_EXERCISE DETAILS_
Each line that follows should be printed again exactly as it stands.

_DATA RECORDS_
.....
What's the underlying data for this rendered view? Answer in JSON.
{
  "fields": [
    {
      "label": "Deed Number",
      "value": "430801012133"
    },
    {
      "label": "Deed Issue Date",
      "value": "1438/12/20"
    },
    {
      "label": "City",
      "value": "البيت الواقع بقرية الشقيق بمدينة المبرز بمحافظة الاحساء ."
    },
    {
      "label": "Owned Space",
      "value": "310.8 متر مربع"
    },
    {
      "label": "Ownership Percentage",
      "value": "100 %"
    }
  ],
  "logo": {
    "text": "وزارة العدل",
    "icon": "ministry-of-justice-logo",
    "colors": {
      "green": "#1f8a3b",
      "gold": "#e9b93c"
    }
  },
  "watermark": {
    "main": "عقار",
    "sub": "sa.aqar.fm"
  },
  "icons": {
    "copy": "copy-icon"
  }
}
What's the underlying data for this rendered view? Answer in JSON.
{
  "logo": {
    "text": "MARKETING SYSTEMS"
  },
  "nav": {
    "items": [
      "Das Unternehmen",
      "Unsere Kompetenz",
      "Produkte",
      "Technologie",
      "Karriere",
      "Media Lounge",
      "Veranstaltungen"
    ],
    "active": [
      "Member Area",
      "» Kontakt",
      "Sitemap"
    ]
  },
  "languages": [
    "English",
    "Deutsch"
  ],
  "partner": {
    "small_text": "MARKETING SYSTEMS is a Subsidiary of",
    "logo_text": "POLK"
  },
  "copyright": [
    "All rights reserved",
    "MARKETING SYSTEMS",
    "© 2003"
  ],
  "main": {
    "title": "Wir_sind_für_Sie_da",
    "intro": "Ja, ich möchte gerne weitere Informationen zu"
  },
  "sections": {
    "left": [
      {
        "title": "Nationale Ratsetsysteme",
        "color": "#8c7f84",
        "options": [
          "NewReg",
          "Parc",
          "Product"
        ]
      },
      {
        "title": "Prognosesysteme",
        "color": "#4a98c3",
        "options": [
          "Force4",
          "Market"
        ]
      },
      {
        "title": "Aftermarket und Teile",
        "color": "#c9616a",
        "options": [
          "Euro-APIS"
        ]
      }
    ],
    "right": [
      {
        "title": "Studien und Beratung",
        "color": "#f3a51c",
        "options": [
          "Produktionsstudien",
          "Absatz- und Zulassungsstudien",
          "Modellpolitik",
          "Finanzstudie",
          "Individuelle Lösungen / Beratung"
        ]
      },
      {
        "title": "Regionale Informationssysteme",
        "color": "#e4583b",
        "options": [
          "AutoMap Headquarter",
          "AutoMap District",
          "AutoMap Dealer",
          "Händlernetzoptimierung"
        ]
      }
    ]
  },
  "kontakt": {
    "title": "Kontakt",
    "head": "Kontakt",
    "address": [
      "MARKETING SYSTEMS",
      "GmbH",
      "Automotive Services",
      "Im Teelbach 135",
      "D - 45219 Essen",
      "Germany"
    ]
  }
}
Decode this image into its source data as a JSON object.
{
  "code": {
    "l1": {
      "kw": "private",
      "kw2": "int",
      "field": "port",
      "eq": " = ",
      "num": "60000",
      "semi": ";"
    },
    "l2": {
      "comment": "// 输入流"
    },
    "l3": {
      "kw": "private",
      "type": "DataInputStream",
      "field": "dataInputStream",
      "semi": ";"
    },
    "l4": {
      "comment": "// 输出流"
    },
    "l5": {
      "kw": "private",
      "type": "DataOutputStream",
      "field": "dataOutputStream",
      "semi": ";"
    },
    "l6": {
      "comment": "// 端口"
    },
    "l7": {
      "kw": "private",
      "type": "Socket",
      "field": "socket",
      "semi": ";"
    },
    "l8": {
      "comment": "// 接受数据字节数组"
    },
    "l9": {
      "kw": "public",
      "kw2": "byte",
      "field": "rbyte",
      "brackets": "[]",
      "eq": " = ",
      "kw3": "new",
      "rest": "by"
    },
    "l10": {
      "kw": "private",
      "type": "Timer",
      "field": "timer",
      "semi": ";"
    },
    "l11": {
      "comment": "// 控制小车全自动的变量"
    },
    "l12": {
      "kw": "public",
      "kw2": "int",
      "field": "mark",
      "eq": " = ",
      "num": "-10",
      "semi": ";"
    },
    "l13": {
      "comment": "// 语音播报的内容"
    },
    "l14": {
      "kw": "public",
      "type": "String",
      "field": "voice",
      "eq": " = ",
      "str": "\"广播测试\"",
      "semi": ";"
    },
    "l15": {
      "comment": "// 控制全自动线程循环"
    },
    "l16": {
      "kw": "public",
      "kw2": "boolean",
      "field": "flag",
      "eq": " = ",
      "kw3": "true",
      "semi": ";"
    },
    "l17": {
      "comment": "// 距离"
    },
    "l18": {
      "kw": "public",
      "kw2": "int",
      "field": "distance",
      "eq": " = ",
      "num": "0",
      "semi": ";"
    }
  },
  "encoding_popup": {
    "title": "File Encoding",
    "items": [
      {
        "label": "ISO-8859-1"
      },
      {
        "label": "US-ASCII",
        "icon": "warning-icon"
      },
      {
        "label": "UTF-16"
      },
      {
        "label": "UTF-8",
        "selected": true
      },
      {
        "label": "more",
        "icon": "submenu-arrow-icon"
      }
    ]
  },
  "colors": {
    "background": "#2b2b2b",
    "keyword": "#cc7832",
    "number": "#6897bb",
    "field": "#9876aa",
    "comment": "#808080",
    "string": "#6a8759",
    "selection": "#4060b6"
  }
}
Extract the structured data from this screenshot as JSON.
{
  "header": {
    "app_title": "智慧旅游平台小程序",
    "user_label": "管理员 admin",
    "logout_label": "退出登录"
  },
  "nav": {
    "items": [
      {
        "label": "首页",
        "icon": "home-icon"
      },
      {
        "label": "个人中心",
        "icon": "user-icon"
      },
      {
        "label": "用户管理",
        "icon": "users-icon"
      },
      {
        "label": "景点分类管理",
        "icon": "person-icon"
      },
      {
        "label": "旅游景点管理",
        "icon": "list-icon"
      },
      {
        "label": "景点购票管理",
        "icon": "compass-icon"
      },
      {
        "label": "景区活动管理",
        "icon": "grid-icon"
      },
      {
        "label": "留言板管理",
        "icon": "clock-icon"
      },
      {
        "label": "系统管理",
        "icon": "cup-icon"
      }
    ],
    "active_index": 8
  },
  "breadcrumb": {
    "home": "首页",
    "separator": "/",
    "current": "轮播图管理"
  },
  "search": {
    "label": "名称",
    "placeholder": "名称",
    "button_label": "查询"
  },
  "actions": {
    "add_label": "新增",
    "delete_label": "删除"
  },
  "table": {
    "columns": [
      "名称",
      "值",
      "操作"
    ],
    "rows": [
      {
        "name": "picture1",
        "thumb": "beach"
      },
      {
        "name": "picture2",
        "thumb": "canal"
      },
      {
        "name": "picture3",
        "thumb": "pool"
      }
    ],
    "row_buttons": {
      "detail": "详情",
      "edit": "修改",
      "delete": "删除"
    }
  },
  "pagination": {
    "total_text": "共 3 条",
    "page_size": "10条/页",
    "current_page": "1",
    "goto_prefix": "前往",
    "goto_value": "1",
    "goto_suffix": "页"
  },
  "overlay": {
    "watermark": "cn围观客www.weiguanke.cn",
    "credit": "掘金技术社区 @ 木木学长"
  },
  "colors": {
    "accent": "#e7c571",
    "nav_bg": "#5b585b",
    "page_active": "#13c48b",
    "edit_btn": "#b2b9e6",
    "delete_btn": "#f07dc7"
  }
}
.....
_RESPONSE TO THIS TASK_
What's the underlying data for this rendered view? Answer in JSON.
{
  "fields": [
    {
      "label": "Deed Number",
      "value": "430801012133"
    },
    {
      "label": "Deed Issue Date",
      "value": "1438/12/20"
    },
    {
      "label": "City",
      "value": "البيت الواقع بقرية الشقيق بمدينة المبرز بمحافظة الاحساء ."
    },
    {
      "label": "Owned Space",
      "value": "310.8 متر مربع"
    },
    {
      "label": "Ownership Percentage",
      "value": "100 %"
    }
  ],
  "logo": {
    "text": "وزارة العدل",
    "icon": "ministry-of-justice-logo",
    "colors": {
      "green": "#1f8a3b",
      "gold": "#e9b93c"
    }
  },
  "watermark": {
    "main": "عقار",
    "sub": "sa.aqar.fm"
  },
  "icons": {
    "copy": "copy-icon"
  }
}
What's the underlying data for this rendered view? Answer in JSON.
{
  "logo": {
    "text": "MARKETING SYSTEMS"
  },
  "nav": {
    "items": [
      "Das Unternehmen",
      "Unsere Kompetenz",
      "Produkte",
      "Technologie",
      "Karriere",
      "Media Lounge",
      "Veranstaltungen"
    ],
    "active": [
      "Member Area",
      "» Kontakt",
      "Sitemap"
    ]
  },
  "languages": [
    "English",
    "Deutsch"
  ],
  "partner": {
    "small_text": "MARKETING SYSTEMS is a Subsidiary of",
    "logo_text": "POLK"
  },
  "copyright": [
    "All rights reserved",
    "MARKETING SYSTEMS",
    "© 2003"
  ],
  "main": {
    "title": "Wir_sind_für_Sie_da",
    "intro": "Ja, ich möchte gerne weitere Informationen zu"
  },
  "sections": {
    "left": [
      {
        "title": "Nationale Ratsetsysteme",
        "color": "#8c7f84",
        "options": [
          "NewReg",
          "Parc",
          "Product"
        ]
      },
      {
        "title": "Prognosesysteme",
        "color": "#4a98c3",
        "options": [
          "Force4",
          "Market"
        ]
      },
      {
        "title": "Aftermarket und Teile",
        "color": "#c9616a",
        "options": [
          "Euro-APIS"
        ]
      }
    ],
    "right": [
      {
        "title": "Studien und Beratung",
        "color": "#f3a51c",
        "options": [
          "Produktionsstudien",
          "Absatz- und Zulassungsstudien",
          "Modellpolitik",
          "Finanzstudie",
          "Individuelle Lösungen / Beratung"
        ]
      },
      {
        "title": "Regionale Informationssysteme",
        "color": "#e4583b",
        "options": [
          "AutoMap Headquarter",
          "AutoMap District",
          "AutoMap Dealer",
          "Händlernetzoptimierung"
        ]
      }
    ]
  },
  "kontakt": {
    "title": "Kontakt",
    "head": "Kontakt",
    "address": [
      "MARKETING SYSTEMS",
      "GmbH",
      "Automotive Services",
      "Im Teelbach 135",
      "D - 45219 Essen",
      "Germany"
    ]
  }
}
Decode this image into its source data as a JSON object.
{
  "code": {
    "l1": {
      "kw": "private",
      "kw2": "int",
      "field": "port",
      "eq": " = ",
      "num": "60000",
      "semi": ";"
    },
    "l2": {
      "comment": "// 输入流"
    },
    "l3": {
      "kw": "private",
      "type": "DataInputStream",
      "field": "dataInputStream",
      "semi": ";"
    },
    "l4": {
      "comment": "// 输出流"
    },
    "l5": {
      "kw": "private",
      "type": "DataOutputStream",
      "field": "dataOutputStream",
      "semi": ";"
    },
    "l6": {
      "comment": "// 端口"
    },
    "l7": {
      "kw": "private",
      "type": "Socket",
      "field": "socket",
      "semi": ";"
    },
    "l8": {
      "comment": "// 接受数据字节数组"
    },
    "l9": {
      "kw": "public",
      "kw2": "byte",
      "field": "rbyte",
      "brackets": "[]",
      "eq": " = ",
      "kw3": "new",
      "rest": "by"
    },
    "l10": {
      "kw": "private",
      "type": "Timer",
      "field": "timer",
      "semi": ";"
    },
    "l11": {
      "comment": "// 控制小车全自动的变量"
    },
    "l12": {
      "kw": "public",
      "kw2": "int",
      "field": "mark",
      "eq": " = ",
      "num": "-10",
      "semi": ";"
    },
    "l13": {
      "comment": "// 语音播报的内容"
    },
    "l14": {
      "kw": "public",
      "type": "String",
      "field": "voice",
      "eq": " = ",
      "str": "\"广播测试\"",
      "semi": ";"
    },
    "l15": {
      "comment": "// 控制全自动线程循环"
    },
    "l16": {
      "kw": "public",
      "kw2": "boolean",
      "field": "flag",
      "eq": " = ",
      "kw3": "true",
      "semi": ";"
    },
    "l17": {
      "comment": "// 距离"
    },
    "l18": {
      "kw": "public",
      "kw2": "int",
      "field": "distance",
      "eq": " = ",
      "num": "0",
      "semi": ";"
    }
  },
  "encoding_popup": {
    "title": "File Encoding",
    "items": [
      {
        "label": "ISO-8859-1"
      },
      {
        "label": "US-ASCII",
        "icon": "warning-icon"
      },
      {
        "label": "UTF-16"
      },
      {
        "label": "UTF-8",
        "selected": true
      },
      {
        "label": "more",
        "icon": "submenu-arrow-icon"
      }
    ]
  },
  "colors": {
    "background": "#2b2b2b",
    "keyword": "#cc7832",
    "number": "#6897bb",
    "field": "#9876aa",
    "comment": "#808080",
    "string": "#6a8759",
    "selection": "#4060b6"
  }
}
Extract the structured data from this screenshot as JSON.
{
  "header": {
    "app_title": "智慧旅游平台小程序",
    "user_label": "管理员 admin",
    "logout_label": "退出登录"
  },
  "nav": {
    "items": [
      {
        "label": "首页",
        "icon": "home-icon"
      },
      {
        "label": "个人中心",
        "icon": "user-icon"
      },
      {
        "label": "用户管理",
        "icon": "users-icon"
      },
      {
        "label": "景点分类管理",
        "icon": "person-icon"
      },
      {
        "label": "旅游景点管理",
        "icon": "list-icon"
      },
      {
        "label": "景点购票管理",
        "icon": "compass-icon"
      },
      {
        "label": "景区活动管理",
        "icon": "grid-icon"
      },
      {
        "label": "留言板管理",
        "icon": "clock-icon"
      },
      {
        "label": "系统管理",
        "icon": "cup-icon"
      }
    ],
    "active_index": 8
  },
  "breadcrumb": {
    "home": "首页",
    "separator": "/",
    "current": "轮播图管理"
  },
  "search": {
    "label": "名称",
    "placeholder": "名称",
    "button_label": "查询"
  },
  "actions": {
    "add_label": "新增",
    "delete_label": "删除"
  },
  "table": {
    "columns": [
      "名称",
      "值",
      "操作"
    ],
    "rows": [
      {
        "name": "picture1",
        "thumb": "beach"
      },
      {
        "name": "picture2",
        "thumb": "canal"
      },
      {
        "name": "picture3",
        "thumb": "pool"
      }
    ],
    "row_buttons": {
      "detail": "详情",
      "edit": "修改",
      "delete": "删除"
    }
  },
  "pagination": {
    "total_text": "共 3 条",
    "page_size": "10条/页",
    "current_page": "1",
    "goto_prefix": "前往",
    "goto_value": "1",
    "goto_suffix": "页"
  },
  "overlay": {
    "watermark": "cn围观客www.weiguanke.cn",
    "credit": "掘金技术社区 @ 木木学长"
  },
  "colors": {
    "accent": "#e7c571",
    "nav_bg": "#5b585b",
    "page_active": "#13c48b",
    "edit_btn": "#b2b9e6",
    "delete_btn": "#f07dc7"
  }
}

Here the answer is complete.